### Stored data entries

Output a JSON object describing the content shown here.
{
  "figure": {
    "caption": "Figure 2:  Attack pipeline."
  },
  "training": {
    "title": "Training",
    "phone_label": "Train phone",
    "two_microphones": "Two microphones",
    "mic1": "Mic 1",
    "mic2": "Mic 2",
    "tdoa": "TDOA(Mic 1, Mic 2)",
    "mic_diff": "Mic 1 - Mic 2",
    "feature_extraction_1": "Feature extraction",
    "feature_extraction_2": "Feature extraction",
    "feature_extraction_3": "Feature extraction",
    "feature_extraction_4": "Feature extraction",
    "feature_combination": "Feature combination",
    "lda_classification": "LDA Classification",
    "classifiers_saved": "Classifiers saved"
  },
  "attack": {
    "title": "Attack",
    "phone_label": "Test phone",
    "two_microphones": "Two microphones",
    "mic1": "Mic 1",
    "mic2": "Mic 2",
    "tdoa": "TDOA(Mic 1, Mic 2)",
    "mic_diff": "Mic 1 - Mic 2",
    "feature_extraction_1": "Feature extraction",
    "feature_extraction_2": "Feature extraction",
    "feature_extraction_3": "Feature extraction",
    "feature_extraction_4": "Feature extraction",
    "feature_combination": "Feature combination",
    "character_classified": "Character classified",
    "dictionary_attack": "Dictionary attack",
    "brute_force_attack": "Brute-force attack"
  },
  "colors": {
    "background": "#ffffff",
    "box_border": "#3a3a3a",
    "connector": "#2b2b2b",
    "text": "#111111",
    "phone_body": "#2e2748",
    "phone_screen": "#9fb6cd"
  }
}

### STATED PROBLEM
Each line of the listing above should be output exactly.

### PROBLEM SOLUTION
Output a JSON object describing the content shown here.
{
  "figure": {
    "caption": "Figure 2:  Attack pipeline."
  },
  "training": {
    "title": "Training",
    "phone_label": "Train phone",
    "two_microphones": "Two microphones",
    "mic1": "Mic 1",
    "mic2": "Mic 2",
    "tdoa": "TDOA(Mic 1, Mic 2)",
    "mic_diff": "Mic 1 - Mic 2",
    "feature_extraction_1": "Feature extraction",
    "feature_extraction_2": "Feature extraction",
    "feature_extraction_3": "Feature extraction",
    "feature_extraction_4": "Feature extraction",
    "feature_combination": "Feature combination",
    "lda_classification": "LDA Classification",
    "classifiers_saved": "Classifiers saved"
  },
  "attack": {
    "title": "Attack",
    "phone_label": "Test phone",
    "two_microphones": "Two microphones",
    "mic1": "Mic 1",
    "mic2": "Mic 2",
    "tdoa": "TDOA(Mic 1, Mic 2)",
    "mic_diff": "Mic 1 - Mic 2",
    "feature_extraction_1": "Feature extraction",
    "feature_extraction_2": "Feature extraction",
    "feature_extraction_3": "Feature extraction",
    "feature_extraction_4": "Feature extraction",
    "feature_combination": "Feature combination",
    "character_classified": "Character classified",
    "dictionary_attack": "Dictionary attack",
    "brute_force_attack": "Brute-force attack"
  },
  "colors": {
    "background": "#ffffff",
    "box_border": "#3a3a3a",
    "connector": "#2b2b2b",
    "text": "#111111",
    "phone_body": "#2e2748",
    "phone_screen": "#9fb6cd"
  }
}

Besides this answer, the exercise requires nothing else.